### INSTRUCTIONS FOR THE TASK
Present the data from its first line through the line containing "series-line-price <box>119 116 1052 495</box>" as a Markdown table with the columns Number and Line, omitting any blank lines.

(Stored dataset entries)
◇ ◇ ◇
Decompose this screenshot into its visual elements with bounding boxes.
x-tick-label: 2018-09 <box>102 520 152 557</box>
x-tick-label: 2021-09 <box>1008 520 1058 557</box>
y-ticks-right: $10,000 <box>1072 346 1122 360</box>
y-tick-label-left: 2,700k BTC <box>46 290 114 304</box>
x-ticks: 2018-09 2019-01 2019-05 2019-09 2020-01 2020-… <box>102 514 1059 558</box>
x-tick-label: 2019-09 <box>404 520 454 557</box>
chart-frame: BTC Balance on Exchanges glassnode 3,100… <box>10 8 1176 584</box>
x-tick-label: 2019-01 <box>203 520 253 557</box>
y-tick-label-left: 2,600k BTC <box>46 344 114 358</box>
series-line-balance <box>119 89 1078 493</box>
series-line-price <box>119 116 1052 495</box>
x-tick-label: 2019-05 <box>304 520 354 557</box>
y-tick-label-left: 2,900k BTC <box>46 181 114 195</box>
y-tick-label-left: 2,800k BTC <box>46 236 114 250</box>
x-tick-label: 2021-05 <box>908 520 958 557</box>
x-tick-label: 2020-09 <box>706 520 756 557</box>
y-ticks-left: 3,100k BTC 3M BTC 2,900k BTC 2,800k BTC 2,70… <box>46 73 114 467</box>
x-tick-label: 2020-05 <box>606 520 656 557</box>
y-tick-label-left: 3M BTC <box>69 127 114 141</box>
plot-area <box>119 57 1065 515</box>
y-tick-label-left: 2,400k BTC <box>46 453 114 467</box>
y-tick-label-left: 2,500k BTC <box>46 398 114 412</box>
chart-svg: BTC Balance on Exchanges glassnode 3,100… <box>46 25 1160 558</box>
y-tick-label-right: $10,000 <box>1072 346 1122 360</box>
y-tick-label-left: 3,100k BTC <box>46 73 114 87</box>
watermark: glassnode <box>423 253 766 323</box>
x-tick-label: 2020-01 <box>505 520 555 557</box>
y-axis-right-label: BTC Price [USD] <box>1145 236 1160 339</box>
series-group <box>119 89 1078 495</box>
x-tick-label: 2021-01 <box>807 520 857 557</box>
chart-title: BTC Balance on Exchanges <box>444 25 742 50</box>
◇ ◇ ◇
### RESPONSE
| Number | Line |
|---|---|
| 1 | Decompose this screenshot into its visual elements with bounding boxes. |
| 2 | x-tick-label: 2018-09 <box>102 520 152 557</box> |
| 3 | x-tick-label: 2021-09 <box>1008 520 1058 557</box> |
| 4 | y-ticks-right: $10,000 <box>1072 346 1122 360</box> |
| 5 | y-tick-label-left: 2,700k BTC <box>46 290 114 304</box> |
| 6 | x-ticks: 2018-09 2019-01 2019-05 2019-09 2020-01 2020-… <box>102 514 1059 558</box> |
| 7 | x-tick-label: 2019-09 <box>404 520 454 557</box> |
| 8 | chart-frame: BTC Balance on Exchanges glassnode 3,100… <box>10 8 1176 584</box> |
| 9 | x-tick-label: 2019-01 <box>203 520 253 557</box> |
| 10 | y-tick-label-left: 2,600k BTC <box>46 344 114 358</box> |
| 11 | series-line-balance <box>119 89 1078 493</box> |
| 12 | series-line-price <box>119 116 1052 495</box> |